Stated task A: Write out the passage on mourning after remarriage, starting at "Those reciting Yizkor" and ending at "of the grave.".
Stated task B:
Answer these questions from the passage on mourning after remarriage:
(i) What does it say about a remarried husband commemorating the Yahrzeit of his deceased wife?
(ii) If the name of a first spouse is written on the Matzeiva, where does it give as an example of an inconspicuous place?
(iii) When is it best to establish the Matzeiva of a husband's first wife?

Selection:
Should a husband commemorate the Yahrzeit of his deceased wife if he has since remarried [i.e. light a Yartzeit candle, recite Kaddish, visit the Kever, etc]?[1]

It is not proper at all to do so, and thus it should not be done.

  Yizkor:

Those reciting Yizkor may add in their recitation, the names of other souls and deceased relatives, such as a sibling, or spouse. If a child passed away r”l, his name may also be mentioned, even if he was below the age of Chinuch. If one’s spouse passed away and they then remarried, it is debated whether their names may be mentioned in Yizkor or if they are to have another do so for them.[2]

  If the deceased had remarried, may the name of his or her first spouse be written on the Matzeiva?[3]

It is better not to do so, unless it is written in an incospicuous manner, such as on the side of the grave.

  May a husband attend the Matzeiva ceremony of his first wife if he already remarried?[4]

This matter is disputed amongst Poskim[5], and hence it is best to establish the Matzeiva prior to the marriage.

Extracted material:
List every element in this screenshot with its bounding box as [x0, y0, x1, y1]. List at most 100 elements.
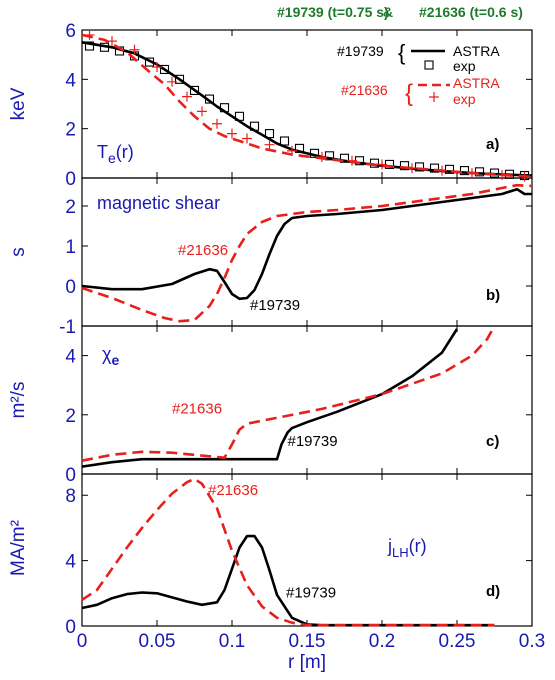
panel-c-title: χe [102, 344, 119, 368]
panel-c-series-0-line [81, 328, 459, 468]
panel-a-series-3-point-9 [242, 133, 252, 144]
panel-a-series-1-point-5 [159, 64, 170, 75]
panel-a-series-1-point-22 [414, 162, 425, 172]
panel-a-series-3-point-3 [152, 62, 162, 72]
panel-a-series-1-point-14 [294, 143, 305, 153]
xtick-label-1: 0.05 [139, 631, 176, 652]
panel-d-series-0-line [81, 534, 495, 627]
panel-b-annotation-0: #21636 [178, 242, 228, 259]
legend-marker-square [424, 60, 434, 70]
panel-a-label: a) [486, 136, 499, 153]
panel-a-series-3-point-4 [167, 76, 177, 87]
panel-d-plot: 0 4 8 0 0.05 0.1 0.15 0.2 0.25 0.3 #21636 #19739 [65, 474, 545, 652]
legend: #19739 { ASTRA exp #21636 { ASTRA exp [337, 40, 500, 107]
panel-a-series-1-point-24 [444, 164, 455, 174]
panel-b-annotation-1: #19739 [250, 297, 300, 314]
panel-a-series-1-point-8 [204, 94, 215, 104]
panel-c-ylabel: m²/s [8, 382, 29, 419]
panel-c-ytick-label-0: 0 [65, 465, 76, 486]
panel-a-ytick-label-2: 4 [65, 70, 76, 91]
panel-a-series-1-point-7 [189, 85, 200, 95]
panel-a-series-3-point-19 [519, 171, 530, 182]
xtick-label-3: 0.15 [289, 631, 326, 652]
panel-a-series-3-point-17 [467, 168, 477, 179]
panel-a-series-3-point-2 [129, 44, 140, 55]
panel-a-series-1-point-6 [174, 74, 185, 84]
panel-a-series-3-point-13 [347, 155, 357, 166]
panel-a-series-1-point-10 [234, 111, 245, 121]
panel-a-series-3-point-15 [407, 163, 417, 174]
panel-d-title: jLH(r) [387, 536, 427, 560]
panel-a-series-3-point-18 [497, 170, 507, 181]
legend-shot-black: #19739 [337, 43, 384, 59]
panel-a-series-1-point-23 [429, 163, 440, 173]
panel-a-series-1-point-21 [399, 161, 410, 171]
panel-d-annotation-1: #19739 [286, 584, 336, 601]
legend-shot-red: #21636 [341, 82, 388, 98]
panel-a-series-3-point-1 [107, 36, 117, 47]
panel-a-series-3-point-8 [227, 128, 237, 139]
panel-a-series-3-point-10 [264, 139, 275, 150]
xtick-label-5: 0.25 [439, 631, 476, 652]
panel-a-ytick-label-3: 6 [65, 21, 76, 42]
panel-a-ytick-label-0: 0 [65, 169, 76, 190]
panel-a-series-3-markers [84, 29, 530, 182]
panel-a-series-1-point-1 [99, 42, 110, 52]
legend-astra-red: ASTRA [453, 75, 500, 91]
panel-d-ylabel: MA/m² [8, 520, 29, 576]
plot-layer: 0246-1012#21636#19739024#21636#197390480… [59, 21, 545, 652]
panel-a-ytick-label-1: 2 [65, 120, 76, 141]
panel-d-ytick-label-2: 8 [65, 486, 76, 507]
header-right: #21636 (t=0.6 s) [419, 4, 523, 20]
panel-c-label: c) [486, 433, 499, 450]
panel-a-series-3-point-7 [212, 118, 222, 129]
panel-a-series-1-point-16 [324, 151, 335, 161]
panel-a-title: Te(r) [97, 142, 134, 166]
xtick-label-6: 0.3 [519, 631, 545, 652]
panel-d-frame [81, 473, 533, 627]
panel-a-series-3-point-14 [377, 159, 387, 170]
panel-d-series-1-line [81, 477, 495, 627]
panel-a-series-1-point-17 [339, 153, 350, 163]
panel-a-series-3-point-11 [287, 145, 297, 156]
panel-b-ytick-label-0: -1 [59, 317, 76, 338]
panel-a-series-1-point-4 [144, 57, 155, 67]
panel-a-series-1-point-13 [279, 136, 290, 146]
xtick-label-2: 0.1 [219, 631, 245, 652]
panel-a-series-1-point-12 [264, 129, 275, 139]
panel-b-series-0-line [81, 187, 532, 301]
panel-b-plot: -1 0 1 2 #21636 #19739 [59, 178, 533, 338]
panel-c-ytick-label-2: 4 [65, 347, 76, 368]
panel-a-series-1-point-15 [309, 148, 320, 158]
panel-c-series-1-line [81, 325, 496, 462]
panel-b-ytick-label-2: 1 [65, 237, 76, 258]
panel-c-plot: 0 2 4 #21636 #19739 [65, 325, 533, 486]
panel-a-series-1-point-26 [474, 167, 485, 177]
legend-astra-black: ASTRA [453, 43, 500, 59]
panel-b-title: magnetic shear [97, 193, 220, 213]
panel-a-series-3-point-16 [437, 165, 447, 176]
panel-a-series-3-point-5 [182, 91, 192, 102]
legend-brace-red: { [405, 80, 413, 107]
panel-a-series-1-point-0 [84, 41, 95, 51]
header-left: #19739 (t=0.75 s) [277, 4, 389, 20]
panel-b-label: b) [486, 287, 500, 304]
legend-exp-red: exp [453, 91, 476, 107]
panel-b-ytick-label-1: 0 [65, 277, 76, 298]
panel-d-annotation-0: #21636 [208, 482, 258, 499]
panel-a-series-1-markers [84, 41, 530, 181]
panel-a-plot: 0 2 4 6 [65, 21, 533, 190]
panel-d-ytick-label-0: 0 [65, 617, 76, 638]
legend-brace-black: { [398, 40, 405, 65]
panel-a-series-3-point-6 [197, 106, 207, 117]
panel-a-series-3-point-12 [317, 152, 327, 163]
panel-b-ytick-label-3: 2 [65, 197, 76, 218]
xtick-label-0: 0 [77, 631, 88, 652]
panel-b-ylabel: s [8, 247, 29, 257]
panel-c-ytick-label-1: 2 [65, 406, 76, 427]
panel-a-series-1-point-25 [459, 166, 470, 176]
panel-c-annotation-1: #19739 [288, 433, 338, 450]
panel-a-series-3-point-0 [84, 29, 95, 40]
x-axis-label: r [m] [288, 652, 326, 673]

Result A:
Those reciting Yizkor may add in their recitation, the names of other souls and deceased relatives, such as a sibling, or spouse. If a child passed away r”l, his name may also be mentioned, even if he was below the age of Chinuch. If one’s spouse passed away and they then remarried, it is debated whether their names may be mentioned in Yizkor or if they are to have another do so for them.[2]

  If the deceased had remarried, may the name of his or her first spouse be written on the Matzeiva?[3]

It is better not to do so, unless it is written in an incospicuous manner, such as on the side of the grave.

Result B:
(i) It is not proper at all, so it should not be done.
(ii) On the side of the grave.
(iii) Prior to his remarriage.